◆ Record extracts:
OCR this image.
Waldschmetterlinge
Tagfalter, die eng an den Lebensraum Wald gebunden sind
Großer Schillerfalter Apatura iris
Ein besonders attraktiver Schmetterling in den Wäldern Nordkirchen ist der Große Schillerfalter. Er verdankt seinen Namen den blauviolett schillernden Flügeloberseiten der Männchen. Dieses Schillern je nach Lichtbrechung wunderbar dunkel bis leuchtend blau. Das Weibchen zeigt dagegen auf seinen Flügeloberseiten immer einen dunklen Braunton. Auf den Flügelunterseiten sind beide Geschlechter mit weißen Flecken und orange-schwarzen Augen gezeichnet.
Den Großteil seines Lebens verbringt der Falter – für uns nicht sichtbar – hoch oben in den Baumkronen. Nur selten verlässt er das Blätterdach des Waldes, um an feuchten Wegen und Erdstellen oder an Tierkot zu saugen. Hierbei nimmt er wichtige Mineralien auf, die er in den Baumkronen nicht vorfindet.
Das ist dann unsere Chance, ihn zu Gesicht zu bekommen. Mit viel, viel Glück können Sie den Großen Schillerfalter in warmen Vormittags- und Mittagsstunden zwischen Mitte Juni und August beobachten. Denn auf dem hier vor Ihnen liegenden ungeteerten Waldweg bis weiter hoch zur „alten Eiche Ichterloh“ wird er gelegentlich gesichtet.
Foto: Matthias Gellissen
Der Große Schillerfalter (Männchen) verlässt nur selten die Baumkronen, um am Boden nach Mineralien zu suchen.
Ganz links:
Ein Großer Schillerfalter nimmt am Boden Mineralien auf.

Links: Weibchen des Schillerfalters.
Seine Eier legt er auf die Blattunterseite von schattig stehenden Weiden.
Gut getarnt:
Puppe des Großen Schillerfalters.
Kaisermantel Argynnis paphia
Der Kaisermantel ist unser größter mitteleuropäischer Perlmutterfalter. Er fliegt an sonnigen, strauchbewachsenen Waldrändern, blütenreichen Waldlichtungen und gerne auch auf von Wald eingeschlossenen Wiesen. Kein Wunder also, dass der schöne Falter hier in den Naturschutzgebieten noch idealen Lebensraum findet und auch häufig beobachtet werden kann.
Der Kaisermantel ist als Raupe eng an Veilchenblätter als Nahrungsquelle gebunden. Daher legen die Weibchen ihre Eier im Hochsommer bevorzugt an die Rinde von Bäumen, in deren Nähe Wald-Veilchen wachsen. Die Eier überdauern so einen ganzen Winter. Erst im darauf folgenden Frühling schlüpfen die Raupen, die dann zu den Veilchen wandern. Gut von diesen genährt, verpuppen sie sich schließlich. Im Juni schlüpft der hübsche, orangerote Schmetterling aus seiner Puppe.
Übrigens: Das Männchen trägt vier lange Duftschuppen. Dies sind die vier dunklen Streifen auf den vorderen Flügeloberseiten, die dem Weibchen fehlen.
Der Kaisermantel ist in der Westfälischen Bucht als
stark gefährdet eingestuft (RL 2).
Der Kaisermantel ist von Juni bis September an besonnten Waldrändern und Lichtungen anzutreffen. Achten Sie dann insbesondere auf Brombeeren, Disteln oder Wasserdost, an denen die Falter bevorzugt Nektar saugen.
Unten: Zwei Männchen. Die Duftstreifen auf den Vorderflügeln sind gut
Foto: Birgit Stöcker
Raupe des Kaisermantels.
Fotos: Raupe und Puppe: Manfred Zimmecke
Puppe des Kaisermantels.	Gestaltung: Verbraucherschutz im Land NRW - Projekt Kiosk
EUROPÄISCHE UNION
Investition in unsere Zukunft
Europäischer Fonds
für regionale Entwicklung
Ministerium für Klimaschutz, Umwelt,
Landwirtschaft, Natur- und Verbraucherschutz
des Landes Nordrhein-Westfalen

* * *

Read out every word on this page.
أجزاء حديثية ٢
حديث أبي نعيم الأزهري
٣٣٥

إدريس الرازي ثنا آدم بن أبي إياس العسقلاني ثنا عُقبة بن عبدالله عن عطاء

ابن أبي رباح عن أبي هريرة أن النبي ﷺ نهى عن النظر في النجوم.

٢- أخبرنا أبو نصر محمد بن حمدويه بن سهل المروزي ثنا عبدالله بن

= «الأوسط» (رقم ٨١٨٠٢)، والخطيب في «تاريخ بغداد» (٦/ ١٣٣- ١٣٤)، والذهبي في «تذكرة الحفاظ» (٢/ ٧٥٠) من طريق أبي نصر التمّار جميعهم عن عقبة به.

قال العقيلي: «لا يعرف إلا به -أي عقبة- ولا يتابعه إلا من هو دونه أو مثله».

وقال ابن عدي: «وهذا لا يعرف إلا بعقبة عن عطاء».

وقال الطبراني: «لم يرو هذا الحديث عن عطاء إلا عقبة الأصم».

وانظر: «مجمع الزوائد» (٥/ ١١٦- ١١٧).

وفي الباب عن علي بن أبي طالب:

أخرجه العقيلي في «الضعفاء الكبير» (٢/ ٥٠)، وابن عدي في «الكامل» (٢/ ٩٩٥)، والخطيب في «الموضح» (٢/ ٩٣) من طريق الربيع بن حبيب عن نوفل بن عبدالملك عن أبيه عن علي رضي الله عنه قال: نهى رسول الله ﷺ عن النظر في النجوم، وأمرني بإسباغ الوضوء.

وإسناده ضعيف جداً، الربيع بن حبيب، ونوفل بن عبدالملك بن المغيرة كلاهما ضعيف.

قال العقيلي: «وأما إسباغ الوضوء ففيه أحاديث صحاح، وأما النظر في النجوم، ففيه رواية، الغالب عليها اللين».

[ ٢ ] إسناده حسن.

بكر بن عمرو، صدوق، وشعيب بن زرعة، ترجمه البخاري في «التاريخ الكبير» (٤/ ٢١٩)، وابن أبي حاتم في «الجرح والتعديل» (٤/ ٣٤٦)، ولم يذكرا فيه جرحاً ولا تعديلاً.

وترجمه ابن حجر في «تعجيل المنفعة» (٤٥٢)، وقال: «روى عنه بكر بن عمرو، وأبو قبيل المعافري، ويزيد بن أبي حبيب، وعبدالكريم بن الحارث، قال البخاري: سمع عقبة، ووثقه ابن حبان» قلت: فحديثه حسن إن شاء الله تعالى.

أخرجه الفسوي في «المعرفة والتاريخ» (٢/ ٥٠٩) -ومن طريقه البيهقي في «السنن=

◆ Given task: How many lines in the listing above contain "Boden"? Answer with the number alone.

◆ Solution for this task: 2